Directive: Look through the entries below and count the lines with the word "insert" in them; give only the number.

Records supplied:
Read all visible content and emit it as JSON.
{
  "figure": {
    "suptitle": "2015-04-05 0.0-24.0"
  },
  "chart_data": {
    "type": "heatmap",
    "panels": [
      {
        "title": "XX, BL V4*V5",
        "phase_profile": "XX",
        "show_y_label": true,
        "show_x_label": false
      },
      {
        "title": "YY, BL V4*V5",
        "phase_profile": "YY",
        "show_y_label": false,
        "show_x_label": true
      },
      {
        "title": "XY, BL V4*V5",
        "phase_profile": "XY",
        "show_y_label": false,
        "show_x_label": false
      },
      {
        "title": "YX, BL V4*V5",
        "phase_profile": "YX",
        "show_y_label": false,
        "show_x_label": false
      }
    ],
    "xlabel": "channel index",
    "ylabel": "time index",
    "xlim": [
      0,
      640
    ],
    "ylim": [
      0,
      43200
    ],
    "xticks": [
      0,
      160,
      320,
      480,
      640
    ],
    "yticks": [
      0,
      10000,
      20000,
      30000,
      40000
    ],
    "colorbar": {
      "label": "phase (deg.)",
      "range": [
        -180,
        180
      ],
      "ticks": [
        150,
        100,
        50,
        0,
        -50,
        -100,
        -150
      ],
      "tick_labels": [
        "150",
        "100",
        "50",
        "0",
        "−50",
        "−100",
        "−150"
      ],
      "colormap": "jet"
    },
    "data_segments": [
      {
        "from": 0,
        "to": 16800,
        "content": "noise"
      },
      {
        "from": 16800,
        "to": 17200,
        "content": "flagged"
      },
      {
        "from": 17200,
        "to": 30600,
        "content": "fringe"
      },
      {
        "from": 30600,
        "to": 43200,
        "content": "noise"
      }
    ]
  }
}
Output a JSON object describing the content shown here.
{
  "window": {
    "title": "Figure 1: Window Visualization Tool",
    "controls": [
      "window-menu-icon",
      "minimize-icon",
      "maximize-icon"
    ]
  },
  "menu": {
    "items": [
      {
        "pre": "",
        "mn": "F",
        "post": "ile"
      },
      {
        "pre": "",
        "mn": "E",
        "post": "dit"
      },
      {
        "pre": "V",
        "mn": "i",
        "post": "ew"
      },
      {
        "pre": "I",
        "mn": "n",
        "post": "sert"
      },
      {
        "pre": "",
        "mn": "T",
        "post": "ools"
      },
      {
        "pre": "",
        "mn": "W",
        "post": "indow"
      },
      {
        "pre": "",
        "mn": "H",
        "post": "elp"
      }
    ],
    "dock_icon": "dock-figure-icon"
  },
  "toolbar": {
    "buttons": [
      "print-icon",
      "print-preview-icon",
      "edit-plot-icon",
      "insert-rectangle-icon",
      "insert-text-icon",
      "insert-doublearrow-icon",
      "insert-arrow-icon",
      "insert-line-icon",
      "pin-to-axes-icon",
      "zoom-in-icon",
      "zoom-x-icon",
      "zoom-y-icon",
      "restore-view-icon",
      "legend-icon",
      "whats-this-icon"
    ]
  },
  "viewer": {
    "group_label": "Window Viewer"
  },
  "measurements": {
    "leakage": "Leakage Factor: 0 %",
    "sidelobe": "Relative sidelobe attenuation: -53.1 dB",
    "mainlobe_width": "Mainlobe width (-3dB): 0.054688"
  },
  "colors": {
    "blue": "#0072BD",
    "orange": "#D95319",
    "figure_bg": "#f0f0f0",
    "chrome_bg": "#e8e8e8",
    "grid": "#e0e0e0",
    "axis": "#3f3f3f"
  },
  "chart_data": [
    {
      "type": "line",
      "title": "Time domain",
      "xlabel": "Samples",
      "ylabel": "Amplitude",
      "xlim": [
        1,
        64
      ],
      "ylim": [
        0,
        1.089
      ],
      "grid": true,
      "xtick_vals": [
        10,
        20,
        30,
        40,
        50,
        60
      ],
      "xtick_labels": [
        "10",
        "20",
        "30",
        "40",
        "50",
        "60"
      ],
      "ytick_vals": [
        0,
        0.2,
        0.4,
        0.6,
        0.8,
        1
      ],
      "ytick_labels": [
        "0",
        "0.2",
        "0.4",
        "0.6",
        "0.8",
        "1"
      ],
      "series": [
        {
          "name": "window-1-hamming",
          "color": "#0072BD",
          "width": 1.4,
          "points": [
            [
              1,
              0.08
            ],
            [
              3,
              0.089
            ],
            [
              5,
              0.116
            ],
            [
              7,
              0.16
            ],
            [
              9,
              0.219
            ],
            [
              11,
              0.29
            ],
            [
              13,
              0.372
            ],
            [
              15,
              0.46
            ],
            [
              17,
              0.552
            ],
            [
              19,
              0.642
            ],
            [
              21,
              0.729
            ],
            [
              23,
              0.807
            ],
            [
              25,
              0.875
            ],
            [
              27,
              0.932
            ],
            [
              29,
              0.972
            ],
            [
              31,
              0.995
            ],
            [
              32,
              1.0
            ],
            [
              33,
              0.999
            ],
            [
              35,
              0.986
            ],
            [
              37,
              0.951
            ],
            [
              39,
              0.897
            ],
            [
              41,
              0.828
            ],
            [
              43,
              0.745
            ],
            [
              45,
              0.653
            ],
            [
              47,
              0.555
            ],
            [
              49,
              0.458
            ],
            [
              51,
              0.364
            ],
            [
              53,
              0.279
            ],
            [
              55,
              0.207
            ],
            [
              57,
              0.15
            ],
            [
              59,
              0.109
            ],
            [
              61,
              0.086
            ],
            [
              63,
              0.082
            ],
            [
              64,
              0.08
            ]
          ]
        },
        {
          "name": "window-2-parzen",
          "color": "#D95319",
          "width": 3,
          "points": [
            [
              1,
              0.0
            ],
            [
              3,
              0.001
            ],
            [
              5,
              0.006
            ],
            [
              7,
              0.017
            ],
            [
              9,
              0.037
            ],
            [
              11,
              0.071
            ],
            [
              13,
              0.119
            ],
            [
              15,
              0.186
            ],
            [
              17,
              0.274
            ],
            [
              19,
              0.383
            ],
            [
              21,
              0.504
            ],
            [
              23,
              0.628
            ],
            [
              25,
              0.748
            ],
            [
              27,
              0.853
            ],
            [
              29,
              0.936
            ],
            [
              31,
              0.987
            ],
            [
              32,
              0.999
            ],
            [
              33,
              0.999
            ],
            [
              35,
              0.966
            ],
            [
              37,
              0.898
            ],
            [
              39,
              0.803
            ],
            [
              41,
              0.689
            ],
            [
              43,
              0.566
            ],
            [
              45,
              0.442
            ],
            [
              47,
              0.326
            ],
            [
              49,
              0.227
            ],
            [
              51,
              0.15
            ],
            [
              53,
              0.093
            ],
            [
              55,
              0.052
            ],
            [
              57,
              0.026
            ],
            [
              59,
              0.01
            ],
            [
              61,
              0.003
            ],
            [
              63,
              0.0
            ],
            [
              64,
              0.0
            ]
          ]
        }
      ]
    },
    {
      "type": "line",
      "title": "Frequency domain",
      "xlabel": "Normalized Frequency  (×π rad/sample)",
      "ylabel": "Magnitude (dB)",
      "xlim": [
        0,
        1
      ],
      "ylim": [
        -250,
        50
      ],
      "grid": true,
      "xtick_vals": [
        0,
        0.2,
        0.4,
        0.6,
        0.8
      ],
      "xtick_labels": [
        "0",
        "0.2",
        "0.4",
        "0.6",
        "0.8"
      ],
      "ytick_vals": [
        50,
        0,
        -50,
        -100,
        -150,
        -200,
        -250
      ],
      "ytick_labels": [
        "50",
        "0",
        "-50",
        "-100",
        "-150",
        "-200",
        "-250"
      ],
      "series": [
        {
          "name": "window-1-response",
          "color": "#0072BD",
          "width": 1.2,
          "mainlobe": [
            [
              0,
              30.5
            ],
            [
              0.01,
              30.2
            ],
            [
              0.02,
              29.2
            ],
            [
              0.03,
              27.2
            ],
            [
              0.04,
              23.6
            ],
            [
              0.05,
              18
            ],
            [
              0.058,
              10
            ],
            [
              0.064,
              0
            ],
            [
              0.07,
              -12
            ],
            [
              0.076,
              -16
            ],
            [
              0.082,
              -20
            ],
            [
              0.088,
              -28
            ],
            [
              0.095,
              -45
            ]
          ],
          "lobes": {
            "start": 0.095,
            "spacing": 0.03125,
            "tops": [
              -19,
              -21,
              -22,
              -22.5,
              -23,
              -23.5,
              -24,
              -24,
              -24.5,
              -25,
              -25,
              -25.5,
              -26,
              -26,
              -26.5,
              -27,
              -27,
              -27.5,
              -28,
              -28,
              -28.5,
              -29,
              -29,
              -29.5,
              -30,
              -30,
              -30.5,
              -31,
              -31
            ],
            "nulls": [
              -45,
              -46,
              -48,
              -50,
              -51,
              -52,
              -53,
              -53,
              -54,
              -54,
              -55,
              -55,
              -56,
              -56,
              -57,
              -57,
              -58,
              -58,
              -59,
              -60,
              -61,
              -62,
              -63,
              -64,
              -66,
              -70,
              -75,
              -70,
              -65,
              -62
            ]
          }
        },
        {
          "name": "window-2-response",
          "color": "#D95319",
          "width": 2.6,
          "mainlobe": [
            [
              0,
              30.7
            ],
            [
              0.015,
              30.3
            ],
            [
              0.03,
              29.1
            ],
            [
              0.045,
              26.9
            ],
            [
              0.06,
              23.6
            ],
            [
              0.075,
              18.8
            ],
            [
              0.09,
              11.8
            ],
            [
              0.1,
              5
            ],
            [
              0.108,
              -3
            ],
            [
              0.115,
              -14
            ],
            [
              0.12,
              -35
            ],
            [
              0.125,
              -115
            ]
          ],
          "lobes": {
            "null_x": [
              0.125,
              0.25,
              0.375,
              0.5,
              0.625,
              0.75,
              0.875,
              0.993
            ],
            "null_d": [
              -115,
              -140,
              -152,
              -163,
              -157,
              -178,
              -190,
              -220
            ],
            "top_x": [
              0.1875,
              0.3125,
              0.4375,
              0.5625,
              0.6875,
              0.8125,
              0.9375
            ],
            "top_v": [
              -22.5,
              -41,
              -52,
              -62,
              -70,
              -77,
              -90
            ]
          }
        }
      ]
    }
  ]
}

Final result: 5